*** EXTRACT PROVIDED

About

Dr Hadley Stevens Smith, a blonde, stands in a blue hallway, arms crossed, smiling at the camera

I am an Assistant Professor in the Department of Population Medicine at Harvard Medical School and Harvard Pilgrim Health Care Institute. I am in the Division of Child Health Research and Policy (CHeRP) and the Precision Medicine Translational Research (PROMoTeR) Center and am a Member of the HMS Center for Bioethics.

My research program evaluates the clinical, patient-centered, and economic outcomes of genomic medicine. As a health economist and a scholar in the ethical, legal, and social implications (ELSI) of genomics, I develop approaches to integrate and advance health economic and ELSI research in genomics. I aim to produce evidence that informs decision making by clinicians, patients and families, and health care systems to ensure efficient and ethical implementation of genomic technologies in clinical care.

******
*** ENTRIES SHOWN

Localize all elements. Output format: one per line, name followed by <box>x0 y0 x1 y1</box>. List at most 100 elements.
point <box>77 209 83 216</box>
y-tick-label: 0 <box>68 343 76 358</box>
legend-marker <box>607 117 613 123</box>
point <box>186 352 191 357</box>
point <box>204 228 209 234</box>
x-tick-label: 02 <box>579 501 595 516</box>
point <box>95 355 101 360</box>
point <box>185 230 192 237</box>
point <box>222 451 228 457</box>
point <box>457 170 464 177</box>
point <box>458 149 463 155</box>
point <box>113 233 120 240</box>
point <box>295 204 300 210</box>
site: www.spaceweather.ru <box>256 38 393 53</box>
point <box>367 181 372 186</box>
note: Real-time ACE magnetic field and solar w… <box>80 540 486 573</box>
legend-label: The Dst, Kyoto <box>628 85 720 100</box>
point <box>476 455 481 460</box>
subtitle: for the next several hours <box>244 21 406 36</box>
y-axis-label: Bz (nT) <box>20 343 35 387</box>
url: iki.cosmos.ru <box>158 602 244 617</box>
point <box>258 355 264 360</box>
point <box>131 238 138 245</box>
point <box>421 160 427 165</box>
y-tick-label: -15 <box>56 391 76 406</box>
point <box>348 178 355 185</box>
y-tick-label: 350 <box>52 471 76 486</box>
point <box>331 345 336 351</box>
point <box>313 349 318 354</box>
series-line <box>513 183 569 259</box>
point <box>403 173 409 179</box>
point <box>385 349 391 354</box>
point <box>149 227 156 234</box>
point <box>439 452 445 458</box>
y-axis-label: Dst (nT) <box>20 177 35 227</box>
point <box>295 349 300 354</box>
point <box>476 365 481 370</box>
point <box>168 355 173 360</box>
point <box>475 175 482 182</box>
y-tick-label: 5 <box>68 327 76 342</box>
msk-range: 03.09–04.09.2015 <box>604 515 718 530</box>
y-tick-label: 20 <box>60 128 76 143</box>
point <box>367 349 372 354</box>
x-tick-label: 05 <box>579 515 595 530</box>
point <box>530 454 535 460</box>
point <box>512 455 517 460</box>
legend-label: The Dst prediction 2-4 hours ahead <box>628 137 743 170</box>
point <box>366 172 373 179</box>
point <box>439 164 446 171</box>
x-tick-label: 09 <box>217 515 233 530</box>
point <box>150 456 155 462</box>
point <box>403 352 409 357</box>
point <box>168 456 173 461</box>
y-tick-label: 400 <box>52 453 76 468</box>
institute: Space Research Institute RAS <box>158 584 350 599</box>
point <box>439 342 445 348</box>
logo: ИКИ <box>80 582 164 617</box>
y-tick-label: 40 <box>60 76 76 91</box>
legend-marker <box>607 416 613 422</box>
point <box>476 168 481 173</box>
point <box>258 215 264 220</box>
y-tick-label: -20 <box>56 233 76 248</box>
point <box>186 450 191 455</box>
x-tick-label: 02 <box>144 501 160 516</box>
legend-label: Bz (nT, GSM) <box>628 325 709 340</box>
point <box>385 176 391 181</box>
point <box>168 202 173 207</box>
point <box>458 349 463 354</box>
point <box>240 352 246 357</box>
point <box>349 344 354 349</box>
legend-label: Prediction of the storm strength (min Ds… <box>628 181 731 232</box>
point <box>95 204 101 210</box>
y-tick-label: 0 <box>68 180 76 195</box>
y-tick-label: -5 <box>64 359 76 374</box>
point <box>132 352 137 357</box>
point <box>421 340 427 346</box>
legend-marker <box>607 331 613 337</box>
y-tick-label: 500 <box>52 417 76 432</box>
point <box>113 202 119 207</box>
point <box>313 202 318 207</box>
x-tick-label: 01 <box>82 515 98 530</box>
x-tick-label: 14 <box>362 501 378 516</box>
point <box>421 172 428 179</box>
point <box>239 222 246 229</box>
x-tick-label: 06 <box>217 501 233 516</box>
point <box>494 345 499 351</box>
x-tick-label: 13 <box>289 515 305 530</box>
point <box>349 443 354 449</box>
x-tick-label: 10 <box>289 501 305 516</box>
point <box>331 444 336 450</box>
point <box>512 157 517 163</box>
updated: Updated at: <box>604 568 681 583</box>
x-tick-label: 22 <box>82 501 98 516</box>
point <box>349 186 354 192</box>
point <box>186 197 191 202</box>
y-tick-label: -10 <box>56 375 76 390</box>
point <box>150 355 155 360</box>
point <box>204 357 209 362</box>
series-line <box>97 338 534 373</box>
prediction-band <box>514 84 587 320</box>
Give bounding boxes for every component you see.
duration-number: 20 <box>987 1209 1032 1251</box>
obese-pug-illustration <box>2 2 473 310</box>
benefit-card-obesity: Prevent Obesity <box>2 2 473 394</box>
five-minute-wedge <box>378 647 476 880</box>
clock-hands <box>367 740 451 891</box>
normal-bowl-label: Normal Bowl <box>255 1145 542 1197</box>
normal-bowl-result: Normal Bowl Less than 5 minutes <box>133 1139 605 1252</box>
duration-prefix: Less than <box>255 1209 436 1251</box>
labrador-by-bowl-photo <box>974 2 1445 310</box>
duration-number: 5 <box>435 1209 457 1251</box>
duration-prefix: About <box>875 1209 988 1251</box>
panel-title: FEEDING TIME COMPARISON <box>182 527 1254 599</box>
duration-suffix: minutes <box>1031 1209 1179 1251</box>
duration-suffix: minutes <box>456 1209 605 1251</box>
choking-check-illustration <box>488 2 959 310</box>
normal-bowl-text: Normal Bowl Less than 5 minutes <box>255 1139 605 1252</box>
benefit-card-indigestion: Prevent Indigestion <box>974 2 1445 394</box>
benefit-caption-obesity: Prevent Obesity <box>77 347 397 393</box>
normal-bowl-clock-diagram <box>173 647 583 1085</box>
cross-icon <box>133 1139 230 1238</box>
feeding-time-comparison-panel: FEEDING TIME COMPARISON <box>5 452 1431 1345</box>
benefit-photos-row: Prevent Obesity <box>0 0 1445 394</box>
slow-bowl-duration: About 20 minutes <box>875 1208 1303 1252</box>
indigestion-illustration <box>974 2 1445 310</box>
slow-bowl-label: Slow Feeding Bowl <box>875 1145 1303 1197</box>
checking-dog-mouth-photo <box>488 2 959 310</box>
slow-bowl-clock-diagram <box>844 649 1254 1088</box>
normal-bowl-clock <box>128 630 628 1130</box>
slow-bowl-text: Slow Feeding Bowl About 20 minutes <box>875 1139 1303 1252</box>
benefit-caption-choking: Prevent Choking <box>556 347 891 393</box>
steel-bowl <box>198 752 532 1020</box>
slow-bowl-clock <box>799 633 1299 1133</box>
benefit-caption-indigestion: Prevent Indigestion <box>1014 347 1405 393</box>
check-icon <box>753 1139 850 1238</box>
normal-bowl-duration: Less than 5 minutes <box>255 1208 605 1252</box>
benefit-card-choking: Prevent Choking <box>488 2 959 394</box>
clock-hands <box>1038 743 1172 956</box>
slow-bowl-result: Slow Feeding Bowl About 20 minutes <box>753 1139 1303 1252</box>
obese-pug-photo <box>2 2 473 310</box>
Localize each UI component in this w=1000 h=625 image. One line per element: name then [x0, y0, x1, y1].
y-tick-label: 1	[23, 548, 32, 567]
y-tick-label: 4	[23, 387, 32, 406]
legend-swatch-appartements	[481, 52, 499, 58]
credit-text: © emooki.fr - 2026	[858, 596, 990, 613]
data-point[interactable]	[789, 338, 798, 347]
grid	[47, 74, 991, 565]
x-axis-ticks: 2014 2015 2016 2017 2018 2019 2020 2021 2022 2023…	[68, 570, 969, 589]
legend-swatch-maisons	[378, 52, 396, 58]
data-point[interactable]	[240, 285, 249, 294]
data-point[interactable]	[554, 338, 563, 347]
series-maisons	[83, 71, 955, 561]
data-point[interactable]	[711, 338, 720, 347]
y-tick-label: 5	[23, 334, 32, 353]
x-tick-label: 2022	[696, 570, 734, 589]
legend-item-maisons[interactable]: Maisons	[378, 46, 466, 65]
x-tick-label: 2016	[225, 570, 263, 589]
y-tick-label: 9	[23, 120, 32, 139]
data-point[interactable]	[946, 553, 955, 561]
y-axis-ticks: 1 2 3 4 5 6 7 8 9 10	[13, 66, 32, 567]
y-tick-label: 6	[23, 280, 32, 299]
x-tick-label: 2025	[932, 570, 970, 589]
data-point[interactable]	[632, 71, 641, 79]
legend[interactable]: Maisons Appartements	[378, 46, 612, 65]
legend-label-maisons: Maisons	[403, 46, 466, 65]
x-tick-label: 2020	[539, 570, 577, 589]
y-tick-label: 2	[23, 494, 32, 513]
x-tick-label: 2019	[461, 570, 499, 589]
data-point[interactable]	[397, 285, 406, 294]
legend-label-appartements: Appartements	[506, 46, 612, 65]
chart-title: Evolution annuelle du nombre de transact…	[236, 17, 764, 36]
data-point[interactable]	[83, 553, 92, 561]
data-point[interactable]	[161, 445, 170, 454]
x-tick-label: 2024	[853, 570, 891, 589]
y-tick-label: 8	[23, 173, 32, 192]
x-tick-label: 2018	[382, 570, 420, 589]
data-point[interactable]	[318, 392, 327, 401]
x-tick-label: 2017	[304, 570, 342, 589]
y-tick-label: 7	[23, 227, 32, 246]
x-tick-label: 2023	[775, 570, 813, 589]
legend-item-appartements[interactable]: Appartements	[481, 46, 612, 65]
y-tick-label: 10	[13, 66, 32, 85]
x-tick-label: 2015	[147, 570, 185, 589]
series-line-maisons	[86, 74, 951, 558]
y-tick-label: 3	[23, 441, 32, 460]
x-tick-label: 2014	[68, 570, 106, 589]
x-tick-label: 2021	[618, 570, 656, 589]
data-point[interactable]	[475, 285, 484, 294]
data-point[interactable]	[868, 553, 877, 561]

******

**EXERCISE REQUIREMENTS**:
1 – Do these statements agree with the About text? Answer each with yes or no and quote the deciding words. (a) Dr Hadley Stevens Smith holds the rank of Associate Professor. (b) Dr Hadley Stevens Smith is a Member of the HMS Center for Bioethics. (c) The research program evaluates only the economic outcomes of genomic medicine.
2 – Could you proceed with the About text, picking up after its final sentence?

**RESULTS FOR EACH TASK**:
1 –
(a) No: "I am an Assistant Professor in the Department of Population Medicine"
(b) Yes: "am a Member of the HMS Center for Bioethics"
(c) No: "evaluates the clinical, patient-centered, and economic outcomes of genomic medicine"

2 –
I am currently funded on a K99/R00 Pathway to Independence Career Development Award from the National Human Genome Research Institute to study the family-level utility of pediatric genomic sequencing using a patient-centered approach and decision science methods. I am also the Project Director of the Precision Medicine Policy and Treatment Model (PreEMPT II) and a co-Investigator on the BabySeq Project, a randomized controlled trial of newborn genomic sequencing. My research has been published in JAMA PediatricsNature Genetics, The American Journal of Human Genetics, and Genetics in Medicine. I am a section editor for Economics and Precision Medicine at Genetics in Medicine.